-- SUPPLIED RECORDS --
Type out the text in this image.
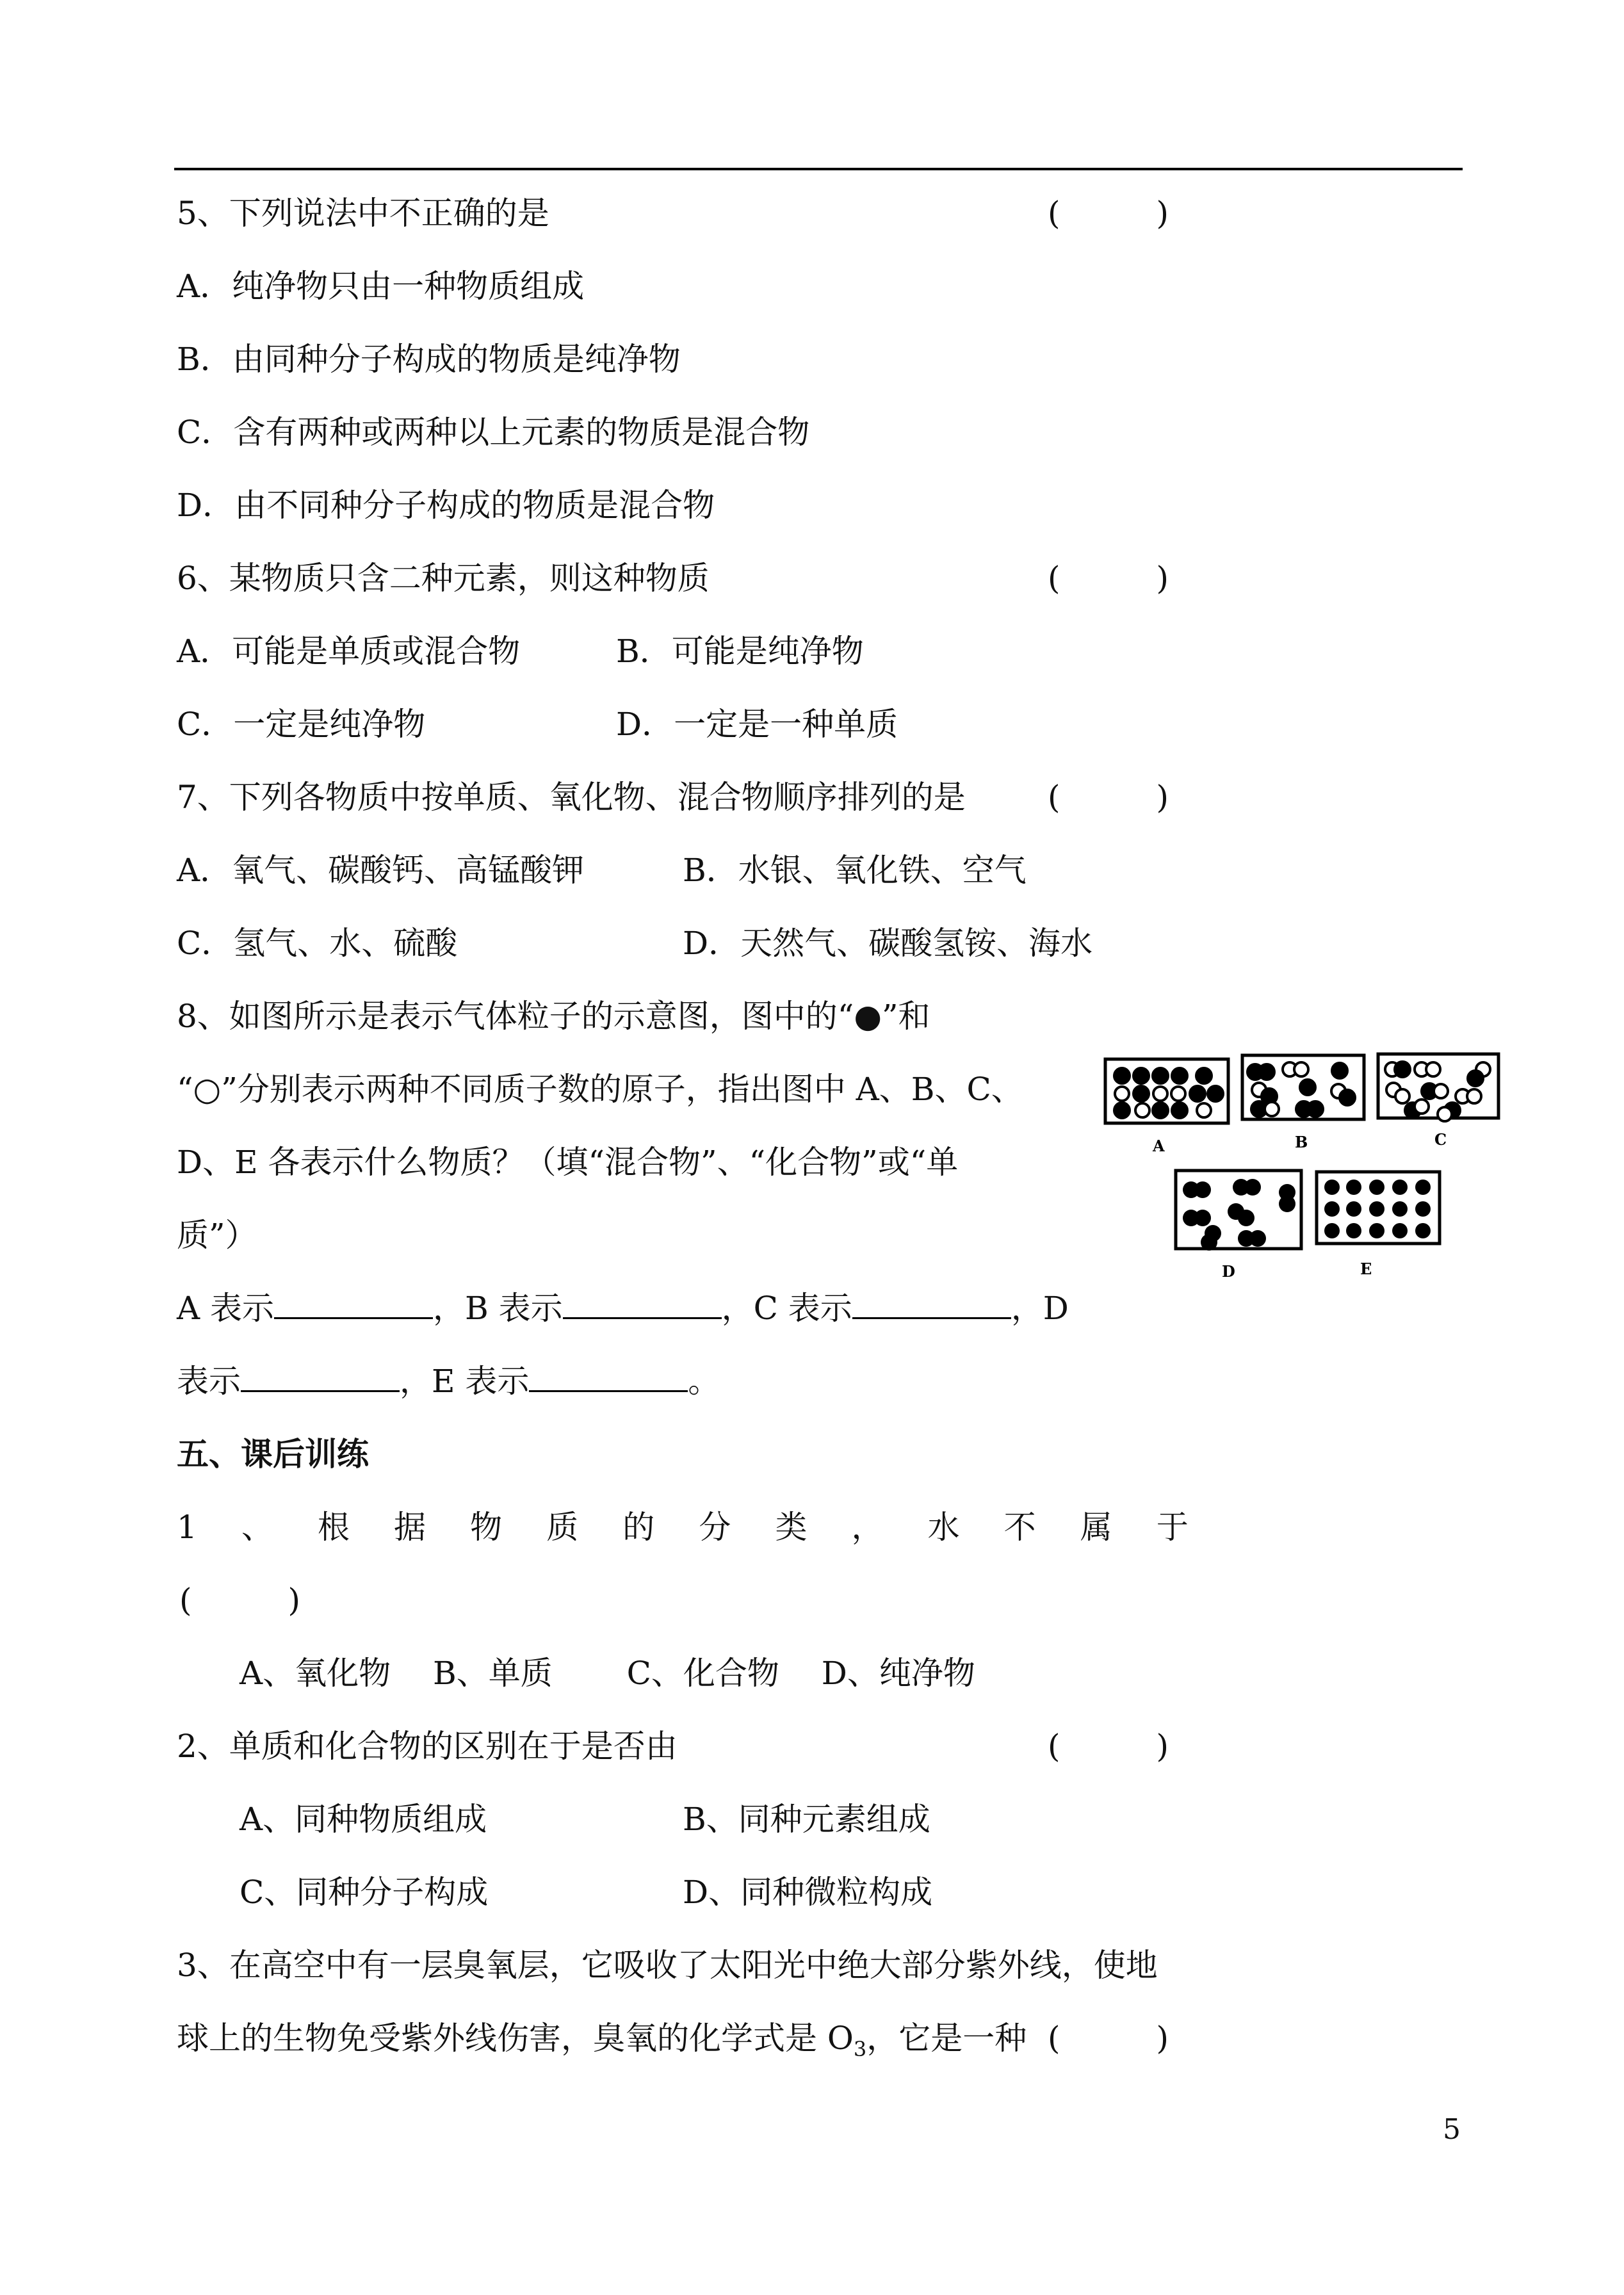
5、下列说法中不正确的是	(　　　)
A．纯净物只由一种物质组成
B．由同种分子构成的物质是纯净物
C．含有两种或两种以上元素的物质是混合物
D．由不同种分子构成的物质是混合物
6、某物质只含二种元素，则这种物质	(　　　)
A．可能是单质或混合物	B．可能是纯净物
C．一定是纯净物	D．一定是一种单质
7、下列各物质中按单质、氧化物、混合物顺序排列的是	(　　　)
A．氧气、碳酸钙、高锰酸钾	B．水银、氧化铁、空气
C．氢气、水、硫酸	D．天然气、碳酸氢铵、海水
8、如图所示是表示气体粒子的示意图，图中的“●”和
“○”分别表示两种不同质子数的原子，指出图中 A、B、C、
D、E 各表示什么物质？（填“混合物”、“化合物”或“单
质”）
A 表示	，B 表示	，C 表示	，D
表示	，E 表示	。
A	B	C
D	E
五、课后训练
1 、 根 据 物 质 的 分 类 ， 水 不 属 于
(　　　)
A、氧化物　 B、单质　　 C、化合物　 D、纯净物
2、单质和化合物的区别在于是否由	(　　　)
A、同种物质组成	B、同种元素组成
C、同种分子构成	D、同种微粒构成
3、在高空中有一层臭氧层，它吸收了太阳光中绝大部分紫外线，使地
球上的生物免受紫外线伤害，臭氧的化学式是 $O_3$，它是一种 (　　　)
5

-- DIRECTIONS --
Keep the pictures out and write out the records exactly.

-- SOLUTION FOR THIS EXERCISE --
Type out the text in this image.
5、下列说法中不正确的是	(　　　)
A．纯净物只由一种物质组成
B．由同种分子构成的物质是纯净物
C．含有两种或两种以上元素的物质是混合物
D．由不同种分子构成的物质是混合物
6、某物质只含二种元素，则这种物质	(　　　)
A．可能是单质或混合物	B．可能是纯净物
C．一定是纯净物	D．一定是一种单质
7、下列各物质中按单质、氧化物、混合物顺序排列的是	(　　　)
A．氧气、碳酸钙、高锰酸钾	B．水银、氧化铁、空气
C．氢气、水、硫酸	D．天然气、碳酸氢铵、海水
8、如图所示是表示气体粒子的示意图，图中的“●”和
“○”分别表示两种不同质子数的原子，指出图中 A、B、C、
D、E 各表示什么物质？（填“混合物”、“化合物”或“单
质”）
A 表示	，B 表示	，C 表示	，D
表示	，E 表示	。
A	B	C
D	E
五、课后训练
1 、 根 据 物 质 的 分 类 ， 水 不 属 于
(　　　)
A、氧化物　 B、单质　　 C、化合物　 D、纯净物
2、单质和化合物的区别在于是否由	(　　　)
A、同种物质组成	B、同种元素组成
C、同种分子构成	D、同种微粒构成
3、在高空中有一层臭氧层，它吸收了太阳光中绝大部分紫外线，使地
球上的生物免受紫外线伤害，臭氧的化学式是 $O_3$，它是一种 (　　　)
5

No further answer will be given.